Entries supplied:
============================================================

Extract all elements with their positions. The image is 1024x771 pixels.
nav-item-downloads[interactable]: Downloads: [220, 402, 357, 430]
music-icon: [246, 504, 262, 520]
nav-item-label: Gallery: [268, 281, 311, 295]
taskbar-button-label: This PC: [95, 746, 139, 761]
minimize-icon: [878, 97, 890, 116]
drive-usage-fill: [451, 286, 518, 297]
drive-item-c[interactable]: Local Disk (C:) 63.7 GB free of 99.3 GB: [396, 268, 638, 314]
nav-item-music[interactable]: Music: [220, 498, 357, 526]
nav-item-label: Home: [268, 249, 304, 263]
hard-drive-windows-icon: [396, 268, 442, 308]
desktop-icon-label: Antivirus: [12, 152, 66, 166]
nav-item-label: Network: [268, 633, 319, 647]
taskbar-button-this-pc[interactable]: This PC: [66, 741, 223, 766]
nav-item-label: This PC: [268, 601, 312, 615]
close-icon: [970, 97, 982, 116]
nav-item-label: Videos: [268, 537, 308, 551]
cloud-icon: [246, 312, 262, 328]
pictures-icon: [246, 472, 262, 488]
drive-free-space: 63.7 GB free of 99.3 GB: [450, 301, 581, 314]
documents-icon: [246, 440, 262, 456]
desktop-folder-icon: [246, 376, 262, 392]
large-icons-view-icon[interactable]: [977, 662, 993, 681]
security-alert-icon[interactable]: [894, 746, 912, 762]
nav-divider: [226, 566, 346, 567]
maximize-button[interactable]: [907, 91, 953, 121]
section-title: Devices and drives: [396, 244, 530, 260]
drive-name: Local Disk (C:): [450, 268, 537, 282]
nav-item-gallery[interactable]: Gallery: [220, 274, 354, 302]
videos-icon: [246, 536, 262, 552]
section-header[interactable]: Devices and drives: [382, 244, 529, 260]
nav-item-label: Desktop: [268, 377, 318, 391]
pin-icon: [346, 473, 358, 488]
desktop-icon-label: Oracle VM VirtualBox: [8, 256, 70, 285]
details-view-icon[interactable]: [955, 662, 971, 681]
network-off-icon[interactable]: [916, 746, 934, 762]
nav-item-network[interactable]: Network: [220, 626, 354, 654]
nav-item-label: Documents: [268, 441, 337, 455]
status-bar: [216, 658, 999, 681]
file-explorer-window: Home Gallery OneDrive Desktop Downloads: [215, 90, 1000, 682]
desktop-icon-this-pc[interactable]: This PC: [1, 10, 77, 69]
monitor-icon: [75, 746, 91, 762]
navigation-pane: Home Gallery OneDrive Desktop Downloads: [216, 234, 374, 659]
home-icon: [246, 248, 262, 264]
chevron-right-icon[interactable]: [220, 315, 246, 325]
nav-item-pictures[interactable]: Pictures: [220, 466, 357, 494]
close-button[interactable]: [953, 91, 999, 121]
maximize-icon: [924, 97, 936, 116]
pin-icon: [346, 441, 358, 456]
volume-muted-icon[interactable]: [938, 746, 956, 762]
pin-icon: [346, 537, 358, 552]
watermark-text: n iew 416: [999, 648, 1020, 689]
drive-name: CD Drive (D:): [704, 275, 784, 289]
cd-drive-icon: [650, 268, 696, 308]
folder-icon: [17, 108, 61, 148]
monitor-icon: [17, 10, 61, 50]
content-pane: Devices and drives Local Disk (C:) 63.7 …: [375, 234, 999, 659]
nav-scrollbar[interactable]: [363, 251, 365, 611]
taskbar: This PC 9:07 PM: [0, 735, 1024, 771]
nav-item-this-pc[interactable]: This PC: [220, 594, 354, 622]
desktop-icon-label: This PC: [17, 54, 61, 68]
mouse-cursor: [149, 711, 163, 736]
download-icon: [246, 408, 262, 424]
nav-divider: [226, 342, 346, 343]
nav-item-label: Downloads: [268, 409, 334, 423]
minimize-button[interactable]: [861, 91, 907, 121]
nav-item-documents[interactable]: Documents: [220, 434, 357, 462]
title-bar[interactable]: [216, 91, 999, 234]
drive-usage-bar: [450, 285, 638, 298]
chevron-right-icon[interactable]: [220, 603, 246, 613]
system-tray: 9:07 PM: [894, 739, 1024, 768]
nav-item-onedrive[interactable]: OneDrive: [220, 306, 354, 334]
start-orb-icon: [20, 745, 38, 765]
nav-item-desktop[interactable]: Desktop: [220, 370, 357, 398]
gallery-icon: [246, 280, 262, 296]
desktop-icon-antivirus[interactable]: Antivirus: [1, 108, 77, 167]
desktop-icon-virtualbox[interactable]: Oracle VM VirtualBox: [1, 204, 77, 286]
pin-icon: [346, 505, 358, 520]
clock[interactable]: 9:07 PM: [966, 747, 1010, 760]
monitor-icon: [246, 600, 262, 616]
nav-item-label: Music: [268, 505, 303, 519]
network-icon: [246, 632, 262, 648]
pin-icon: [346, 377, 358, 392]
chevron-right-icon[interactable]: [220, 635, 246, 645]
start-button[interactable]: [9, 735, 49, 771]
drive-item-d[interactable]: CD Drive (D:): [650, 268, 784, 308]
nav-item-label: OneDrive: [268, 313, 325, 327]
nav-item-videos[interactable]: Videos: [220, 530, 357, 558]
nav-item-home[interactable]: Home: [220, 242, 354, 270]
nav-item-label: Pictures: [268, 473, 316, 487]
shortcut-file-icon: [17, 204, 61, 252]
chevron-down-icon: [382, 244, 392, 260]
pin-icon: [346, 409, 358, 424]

============================================================

Try it:
The full set of records must be output again exactly.

Task response:
Extract all elements with their positions. The image is 1024x771 pixels.
nav-item-downloads[interactable]: Downloads: [220, 402, 357, 430]
music-icon: [246, 504, 262, 520]
nav-item-label: Gallery: [268, 281, 311, 295]
taskbar-button-label: This PC: [95, 746, 139, 761]
minimize-icon: [878, 97, 890, 116]
drive-usage-fill: [451, 286, 518, 297]
drive-item-c[interactable]: Local Disk (C:) 63.7 GB free of 99.3 GB: [396, 268, 638, 314]
nav-item-music[interactable]: Music: [220, 498, 357, 526]
nav-item-label: Home: [268, 249, 304, 263]
hard-drive-windows-icon: [396, 268, 442, 308]
desktop-icon-label: Antivirus: [12, 152, 66, 166]
nav-item-label: Network: [268, 633, 319, 647]
taskbar-button-this-pc[interactable]: This PC: [66, 741, 223, 766]
nav-item-label: This PC: [268, 601, 312, 615]
close-icon: [970, 97, 982, 116]
nav-item-label: Videos: [268, 537, 308, 551]
cloud-icon: [246, 312, 262, 328]
pictures-icon: [246, 472, 262, 488]
drive-free-space: 63.7 GB free of 99.3 GB: [450, 301, 581, 314]
documents-icon: [246, 440, 262, 456]
desktop-folder-icon: [246, 376, 262, 392]
large-icons-view-icon[interactable]: [977, 662, 993, 681]
security-alert-icon[interactable]: [894, 746, 912, 762]
nav-divider: [226, 566, 346, 567]
maximize-button[interactable]: [907, 91, 953, 121]
section-title: Devices and drives: [396, 244, 530, 260]
drive-name: Local Disk (C:): [450, 268, 537, 282]
nav-item-gallery[interactable]: Gallery: [220, 274, 354, 302]
videos-icon: [246, 536, 262, 552]
section-header[interactable]: Devices and drives: [382, 244, 529, 260]
nav-item-label: Desktop: [268, 377, 318, 391]
pin-icon: [346, 473, 358, 488]
desktop-icon-label: Oracle VM VirtualBox: [8, 256, 70, 285]
details-view-icon[interactable]: [955, 662, 971, 681]
network-off-icon[interactable]: [916, 746, 934, 762]
nav-item-network[interactable]: Network: [220, 626, 354, 654]
nav-item-label: Documents: [268, 441, 337, 455]
status-bar: [216, 658, 999, 681]
file-explorer-window: Home Gallery OneDrive Desktop Downloads: [215, 90, 1000, 682]
desktop-icon-this-pc[interactable]: This PC: [1, 10, 77, 69]
monitor-icon: [75, 746, 91, 762]
navigation-pane: Home Gallery OneDrive Desktop Downloads: [216, 234, 374, 659]
home-icon: [246, 248, 262, 264]
chevron-right-icon[interactable]: [220, 315, 246, 325]
nav-item-pictures[interactable]: Pictures: [220, 466, 357, 494]
close-button[interactable]: [953, 91, 999, 121]
maximize-icon: [924, 97, 936, 116]
pin-icon: [346, 441, 358, 456]
volume-muted-icon[interactable]: [938, 746, 956, 762]
pin-icon: [346, 537, 358, 552]
watermark-text: n iew 416: [999, 648, 1020, 689]
drive-name: CD Drive (D:): [704, 275, 784, 289]
cd-drive-icon: [650, 268, 696, 308]
folder-icon: [17, 108, 61, 148]
monitor-icon: [17, 10, 61, 50]
content-pane: Devices and drives Local Disk (C:) 63.7 …: [375, 234, 999, 659]
nav-scrollbar[interactable]: [363, 251, 365, 611]
taskbar: This PC 9:07 PM: [0, 735, 1024, 771]
nav-item-this-pc[interactable]: This PC: [220, 594, 354, 622]
desktop-icon-label: This PC: [17, 54, 61, 68]
mouse-cursor: [149, 711, 163, 736]
download-icon: [246, 408, 262, 424]
nav-divider: [226, 342, 346, 343]
nav-item-label: Downloads: [268, 409, 334, 423]
minimize-button[interactable]: [861, 91, 907, 121]
nav-item-documents[interactable]: Documents: [220, 434, 357, 462]
title-bar[interactable]: [216, 91, 999, 234]
drive-usage-bar: [450, 285, 638, 298]
chevron-right-icon[interactable]: [220, 603, 246, 613]
system-tray: 9:07 PM: [894, 739, 1024, 768]
nav-item-onedrive[interactable]: OneDrive: [220, 306, 354, 334]
start-orb-icon: [20, 745, 38, 765]
nav-item-desktop[interactable]: Desktop: [220, 370, 357, 398]
gallery-icon: [246, 280, 262, 296]
desktop-icon-antivirus[interactable]: Antivirus: [1, 108, 77, 167]
desktop-icon-virtualbox[interactable]: Oracle VM VirtualBox: [1, 204, 77, 286]
pin-icon: [346, 505, 358, 520]
clock[interactable]: 9:07 PM: [966, 747, 1010, 760]
monitor-icon: [246, 600, 262, 616]
nav-item-label: Music: [268, 505, 303, 519]
network-icon: [246, 632, 262, 648]
pin-icon: [346, 377, 358, 392]
chevron-right-icon[interactable]: [220, 635, 246, 645]
start-button[interactable]: [9, 735, 49, 771]
drive-item-d[interactable]: CD Drive (D:): [650, 268, 784, 308]
nav-item-label: OneDrive: [268, 313, 325, 327]
nav-item-videos[interactable]: Videos: [220, 530, 357, 558]
nav-item-home[interactable]: Home: [220, 242, 354, 270]
nav-item-label: Pictures: [268, 473, 316, 487]
shortcut-file-icon: [17, 204, 61, 252]
chevron-down-icon: [382, 244, 392, 260]
pin-icon: [346, 409, 358, 424]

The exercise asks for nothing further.